Data entries:

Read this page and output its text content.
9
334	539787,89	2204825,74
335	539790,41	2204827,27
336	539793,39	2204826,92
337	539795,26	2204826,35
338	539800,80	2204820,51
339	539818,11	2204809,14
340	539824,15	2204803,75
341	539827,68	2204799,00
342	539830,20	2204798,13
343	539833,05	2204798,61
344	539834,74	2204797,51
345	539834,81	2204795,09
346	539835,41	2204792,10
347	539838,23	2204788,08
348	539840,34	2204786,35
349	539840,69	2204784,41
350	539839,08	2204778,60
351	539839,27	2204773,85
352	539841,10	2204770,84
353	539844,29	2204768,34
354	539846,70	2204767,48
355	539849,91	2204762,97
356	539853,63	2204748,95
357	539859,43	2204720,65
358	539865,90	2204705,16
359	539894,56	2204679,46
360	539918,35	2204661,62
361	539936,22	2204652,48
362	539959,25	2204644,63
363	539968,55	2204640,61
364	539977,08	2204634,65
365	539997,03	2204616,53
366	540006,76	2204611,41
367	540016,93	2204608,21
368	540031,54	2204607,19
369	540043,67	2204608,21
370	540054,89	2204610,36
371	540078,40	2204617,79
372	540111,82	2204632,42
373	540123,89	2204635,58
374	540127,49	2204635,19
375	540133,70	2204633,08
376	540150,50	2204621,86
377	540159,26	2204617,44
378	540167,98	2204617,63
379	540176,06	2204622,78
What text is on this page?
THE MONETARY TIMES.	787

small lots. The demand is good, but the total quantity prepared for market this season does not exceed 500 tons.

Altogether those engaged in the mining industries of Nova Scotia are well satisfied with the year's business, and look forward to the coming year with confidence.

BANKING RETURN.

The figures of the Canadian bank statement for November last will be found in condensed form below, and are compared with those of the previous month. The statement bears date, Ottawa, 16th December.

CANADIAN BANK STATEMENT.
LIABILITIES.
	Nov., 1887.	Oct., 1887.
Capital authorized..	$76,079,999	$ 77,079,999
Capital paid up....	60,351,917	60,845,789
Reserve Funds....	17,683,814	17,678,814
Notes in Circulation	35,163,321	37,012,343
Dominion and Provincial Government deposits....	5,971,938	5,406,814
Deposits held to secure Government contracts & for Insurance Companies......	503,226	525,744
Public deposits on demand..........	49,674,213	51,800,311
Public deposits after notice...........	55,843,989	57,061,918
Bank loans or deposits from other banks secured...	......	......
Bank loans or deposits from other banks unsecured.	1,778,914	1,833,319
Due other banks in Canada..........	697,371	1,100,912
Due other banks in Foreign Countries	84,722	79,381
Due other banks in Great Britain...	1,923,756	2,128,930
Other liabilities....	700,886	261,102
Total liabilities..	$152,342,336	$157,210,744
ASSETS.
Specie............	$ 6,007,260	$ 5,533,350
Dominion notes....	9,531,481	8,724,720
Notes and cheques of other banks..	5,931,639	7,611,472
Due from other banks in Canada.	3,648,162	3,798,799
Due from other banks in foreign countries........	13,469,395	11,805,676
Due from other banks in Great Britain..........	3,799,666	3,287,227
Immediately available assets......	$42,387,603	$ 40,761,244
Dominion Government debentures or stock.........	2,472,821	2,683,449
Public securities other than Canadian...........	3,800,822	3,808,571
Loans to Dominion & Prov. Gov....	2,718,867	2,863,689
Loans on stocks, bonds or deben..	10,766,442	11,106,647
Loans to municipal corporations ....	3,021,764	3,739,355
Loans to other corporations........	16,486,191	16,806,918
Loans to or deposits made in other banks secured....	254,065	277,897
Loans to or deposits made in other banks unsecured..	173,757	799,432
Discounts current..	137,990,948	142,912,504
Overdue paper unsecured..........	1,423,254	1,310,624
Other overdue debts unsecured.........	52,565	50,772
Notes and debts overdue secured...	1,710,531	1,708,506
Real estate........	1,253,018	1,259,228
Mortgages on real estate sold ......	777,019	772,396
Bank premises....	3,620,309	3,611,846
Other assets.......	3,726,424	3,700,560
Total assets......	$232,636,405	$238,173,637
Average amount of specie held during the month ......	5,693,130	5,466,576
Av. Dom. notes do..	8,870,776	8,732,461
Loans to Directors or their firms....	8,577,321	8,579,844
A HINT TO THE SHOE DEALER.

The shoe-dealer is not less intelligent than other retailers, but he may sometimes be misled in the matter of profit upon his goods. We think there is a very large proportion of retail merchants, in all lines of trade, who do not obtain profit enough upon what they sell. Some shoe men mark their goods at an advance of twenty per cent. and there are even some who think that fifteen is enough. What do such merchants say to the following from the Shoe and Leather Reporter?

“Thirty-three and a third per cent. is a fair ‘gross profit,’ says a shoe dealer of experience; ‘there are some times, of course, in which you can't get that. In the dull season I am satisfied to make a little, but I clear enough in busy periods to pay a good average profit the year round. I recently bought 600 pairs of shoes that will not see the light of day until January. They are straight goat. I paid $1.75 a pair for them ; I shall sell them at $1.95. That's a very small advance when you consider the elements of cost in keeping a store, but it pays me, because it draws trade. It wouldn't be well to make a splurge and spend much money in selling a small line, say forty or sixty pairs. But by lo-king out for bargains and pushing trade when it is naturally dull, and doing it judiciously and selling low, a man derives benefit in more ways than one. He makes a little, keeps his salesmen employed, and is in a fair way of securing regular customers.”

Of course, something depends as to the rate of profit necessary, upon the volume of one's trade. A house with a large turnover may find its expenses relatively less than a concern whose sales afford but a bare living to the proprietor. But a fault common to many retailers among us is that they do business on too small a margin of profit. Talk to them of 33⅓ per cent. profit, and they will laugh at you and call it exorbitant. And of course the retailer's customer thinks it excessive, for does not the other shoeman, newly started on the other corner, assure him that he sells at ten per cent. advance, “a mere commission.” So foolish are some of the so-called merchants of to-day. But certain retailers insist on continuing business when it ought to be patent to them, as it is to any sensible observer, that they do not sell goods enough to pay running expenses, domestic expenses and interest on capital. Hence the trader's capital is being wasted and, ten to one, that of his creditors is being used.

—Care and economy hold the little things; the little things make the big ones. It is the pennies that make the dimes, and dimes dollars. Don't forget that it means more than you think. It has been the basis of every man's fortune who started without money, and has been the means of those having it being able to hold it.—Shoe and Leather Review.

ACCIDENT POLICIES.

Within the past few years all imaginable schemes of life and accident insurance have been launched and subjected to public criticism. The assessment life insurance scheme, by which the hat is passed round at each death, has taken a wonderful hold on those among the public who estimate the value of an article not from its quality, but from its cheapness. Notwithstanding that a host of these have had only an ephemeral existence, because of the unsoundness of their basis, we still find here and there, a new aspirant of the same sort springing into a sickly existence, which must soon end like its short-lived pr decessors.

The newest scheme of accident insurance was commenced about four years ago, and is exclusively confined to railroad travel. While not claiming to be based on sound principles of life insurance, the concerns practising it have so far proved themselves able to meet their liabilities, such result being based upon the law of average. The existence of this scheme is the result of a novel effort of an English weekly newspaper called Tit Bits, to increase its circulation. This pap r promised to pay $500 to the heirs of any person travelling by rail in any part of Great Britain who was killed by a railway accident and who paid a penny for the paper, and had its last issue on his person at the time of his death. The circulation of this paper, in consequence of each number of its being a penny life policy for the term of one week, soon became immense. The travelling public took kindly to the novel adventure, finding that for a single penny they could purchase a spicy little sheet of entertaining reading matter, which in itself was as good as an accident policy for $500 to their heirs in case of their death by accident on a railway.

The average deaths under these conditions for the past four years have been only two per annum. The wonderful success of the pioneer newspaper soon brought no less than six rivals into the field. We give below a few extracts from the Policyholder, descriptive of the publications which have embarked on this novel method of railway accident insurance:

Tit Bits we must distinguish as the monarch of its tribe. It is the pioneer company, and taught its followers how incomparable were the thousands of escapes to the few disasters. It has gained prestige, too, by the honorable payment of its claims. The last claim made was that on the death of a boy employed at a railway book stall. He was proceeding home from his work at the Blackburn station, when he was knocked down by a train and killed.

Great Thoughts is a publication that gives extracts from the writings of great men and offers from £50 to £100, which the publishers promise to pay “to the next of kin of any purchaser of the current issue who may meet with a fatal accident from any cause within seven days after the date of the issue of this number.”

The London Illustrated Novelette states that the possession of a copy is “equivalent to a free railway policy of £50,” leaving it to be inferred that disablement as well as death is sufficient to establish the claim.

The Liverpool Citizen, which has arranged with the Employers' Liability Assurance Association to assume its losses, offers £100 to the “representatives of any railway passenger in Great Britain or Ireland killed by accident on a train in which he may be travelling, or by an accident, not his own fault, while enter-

Task objective: Look through the material above and pick out each line holding the word "text".

Written answer:
Read this page and output its text content.
What text is on this page?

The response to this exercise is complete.